Short problem
Would you return the complete listing below word for word?

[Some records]
■ ■ ■

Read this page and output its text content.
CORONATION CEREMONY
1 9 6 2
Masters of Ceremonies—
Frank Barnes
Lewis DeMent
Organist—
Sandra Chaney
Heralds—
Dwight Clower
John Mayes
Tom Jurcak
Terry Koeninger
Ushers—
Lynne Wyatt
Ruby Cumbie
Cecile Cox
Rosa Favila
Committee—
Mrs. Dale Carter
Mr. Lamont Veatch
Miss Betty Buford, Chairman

■ ■ ■

Exercise answer
Read this page and output its text content.
CORONATION CEREMONY
1 9 6 2
Masters of Ceremonies—
Frank Barnes
Lewis DeMent
Organist—
Sandra Chaney
Heralds—
Dwight Clower
John Mayes
Tom Jurcak
Terry Koeninger
Ushers—
Lynne Wyatt
Ruby Cumbie
Cecile Cox
Rosa Favila
Committee—
Mrs. Dale Carter
Mr. Lamont Veatch
Miss Betty Buford, Chairman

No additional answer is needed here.